▸ Given request
Go through the data and copy every line exactly, but not the images.

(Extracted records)
▬▬▬

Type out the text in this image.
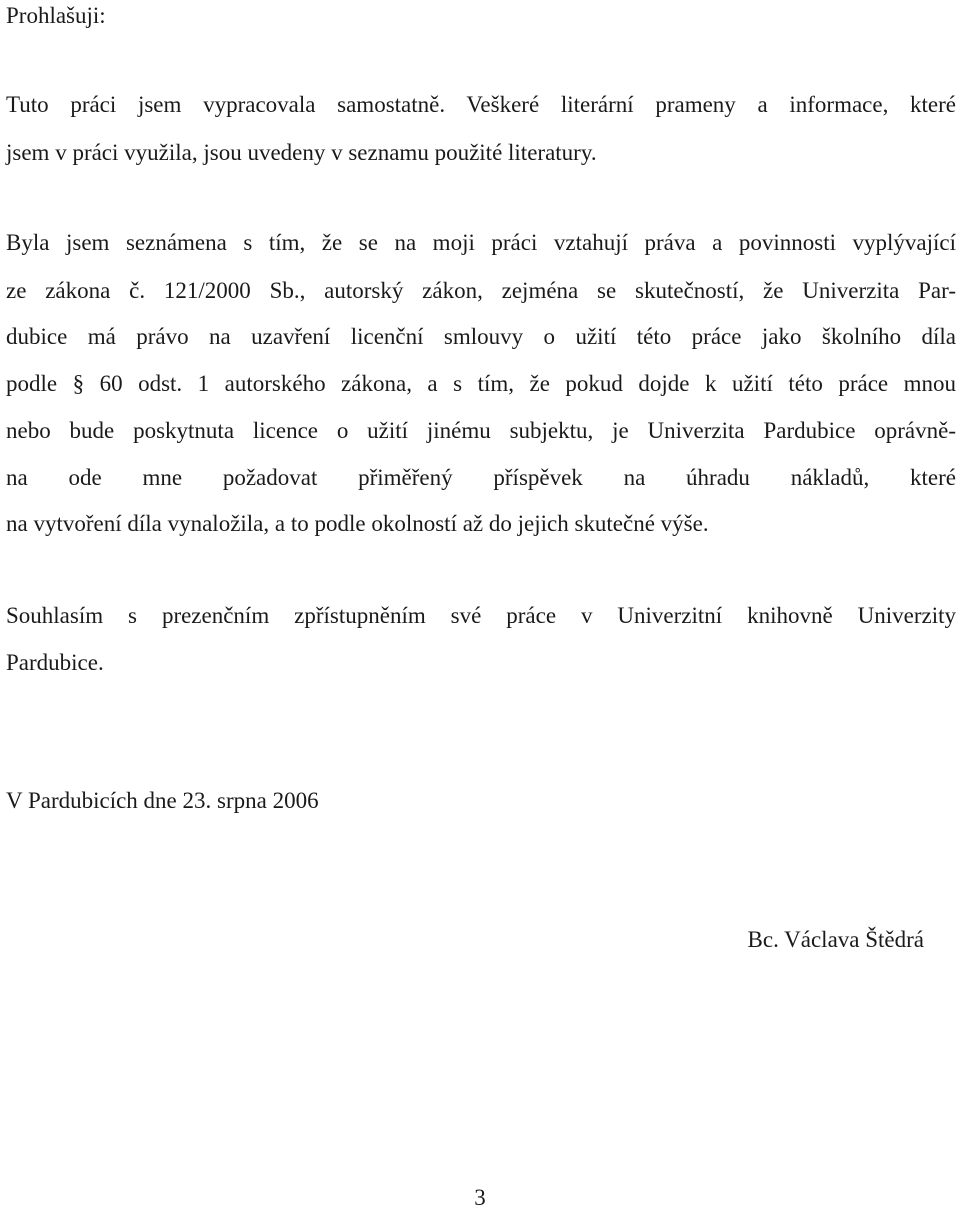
Prohlašuji:
Tuto práci jsem vypracovala samostatně. Veškeré literární prameny a informace, které
jsem v práci využila, jsou uvedeny v seznamu použité literatury.
Byla jsem seznámena s tím, že se na moji práci vztahují práva a povinnosti vyplývající
ze zákona č. 121/2000 Sb., autorský zákon, zejména se skutečností, že Univerzita Par-
dubice má právo na uzavření licenční smlouvy o užití této práce jako školního díla
podle § 60 odst. 1 autorského zákona, a s tím, že pokud dojde k užití této práce mnou
nebo bude poskytnuta licence o užití jinému subjektu, je Univerzita Pardubice oprávně-
na ode mne požadovat přiměřený příspěvek na úhradu nákladů, které
na vytvoření díla vynaložila, a to podle okolností až do jejich skutečné výše.
Souhlasím s prezenčním zpřístupněním své práce v Univerzitní knihovně Univerzity
Pardubice.
V Pardubicích dne 23. srpna 2006
Bc. Václava Štědrá
3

▬▬▬

▸ Task solution
Type out the text in this image.
Prohlašuji:
Tuto práci jsem vypracovala samostatně. Veškeré literární prameny a informace, které
jsem v práci využila, jsou uvedeny v seznamu použité literatury.
Byla jsem seznámena s tím, že se na moji práci vztahují práva a povinnosti vyplývající
ze zákona č. 121/2000 Sb., autorský zákon, zejména se skutečností, že Univerzita Par-
dubice má právo na uzavření licenční smlouvy o užití této práce jako školního díla
podle § 60 odst. 1 autorského zákona, a s tím, že pokud dojde k užití této práce mnou
nebo bude poskytnuta licence o užití jinému subjektu, je Univerzita Pardubice oprávně-
na ode mne požadovat přiměřený příspěvek na úhradu nákladů, které
na vytvoření díla vynaložila, a to podle okolností až do jejich skutečné výše.
Souhlasím s prezenčním zpřístupněním své práce v Univerzitní knihovně Univerzity
Pardubice.
V Pardubicích dne 23. srpna 2006
Bc. Václava Štědrá
3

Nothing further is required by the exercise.